| Exercise task |
Repeat only the lines from the one holding "Read all visible content and emit it as JSON." down to the last line of the listing below, including both of those lines.

Items from a data source
◇ ◇ ◇ ◇

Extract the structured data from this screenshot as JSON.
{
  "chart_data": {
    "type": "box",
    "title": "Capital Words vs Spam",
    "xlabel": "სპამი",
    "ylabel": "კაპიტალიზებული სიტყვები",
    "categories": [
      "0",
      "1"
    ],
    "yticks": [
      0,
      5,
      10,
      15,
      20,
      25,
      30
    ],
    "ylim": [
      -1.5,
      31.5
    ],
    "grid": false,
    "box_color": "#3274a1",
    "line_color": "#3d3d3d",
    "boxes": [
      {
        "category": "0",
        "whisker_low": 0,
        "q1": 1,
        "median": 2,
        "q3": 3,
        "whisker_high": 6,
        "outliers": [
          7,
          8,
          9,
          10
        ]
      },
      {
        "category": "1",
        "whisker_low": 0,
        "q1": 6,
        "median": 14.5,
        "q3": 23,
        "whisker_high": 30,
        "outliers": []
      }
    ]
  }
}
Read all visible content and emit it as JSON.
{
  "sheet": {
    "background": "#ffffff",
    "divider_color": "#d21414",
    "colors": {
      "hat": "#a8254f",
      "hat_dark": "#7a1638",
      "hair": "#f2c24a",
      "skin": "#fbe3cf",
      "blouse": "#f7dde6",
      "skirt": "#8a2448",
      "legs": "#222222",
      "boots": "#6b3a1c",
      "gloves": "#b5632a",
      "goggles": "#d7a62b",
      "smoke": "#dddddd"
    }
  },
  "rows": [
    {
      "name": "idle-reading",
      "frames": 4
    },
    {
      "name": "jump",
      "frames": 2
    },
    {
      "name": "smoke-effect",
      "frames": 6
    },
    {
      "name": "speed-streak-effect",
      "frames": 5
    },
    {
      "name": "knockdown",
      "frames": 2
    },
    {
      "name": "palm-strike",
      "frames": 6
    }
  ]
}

◇ ◇ ◇ ◇

| Solution |
Read all visible content and emit it as JSON.
{
  "sheet": {
    "background": "#ffffff",
    "divider_color": "#d21414",
    "colors": {
      "hat": "#a8254f",
      "hat_dark": "#7a1638",
      "hair": "#f2c24a",
      "skin": "#fbe3cf",
      "blouse": "#f7dde6",
      "skirt": "#8a2448",
      "legs": "#222222",
      "boots": "#6b3a1c",
      "gloves": "#b5632a",
      "goggles": "#d7a62b",
      "smoke": "#dddddd"
    }
  },
  "rows": [
    {
      "name": "idle-reading",
      "frames": 4
    },
    {
      "name": "jump",
      "frames": 2
    },
    {
      "name": "smoke-effect",
      "frames": 6
    },
    {
      "name": "speed-streak-effect",
      "frames": 5
    },
    {
      "name": "knockdown",
      "frames": 2
    },
    {
      "name": "palm-strike",
      "frames": 6
    }
  ]
}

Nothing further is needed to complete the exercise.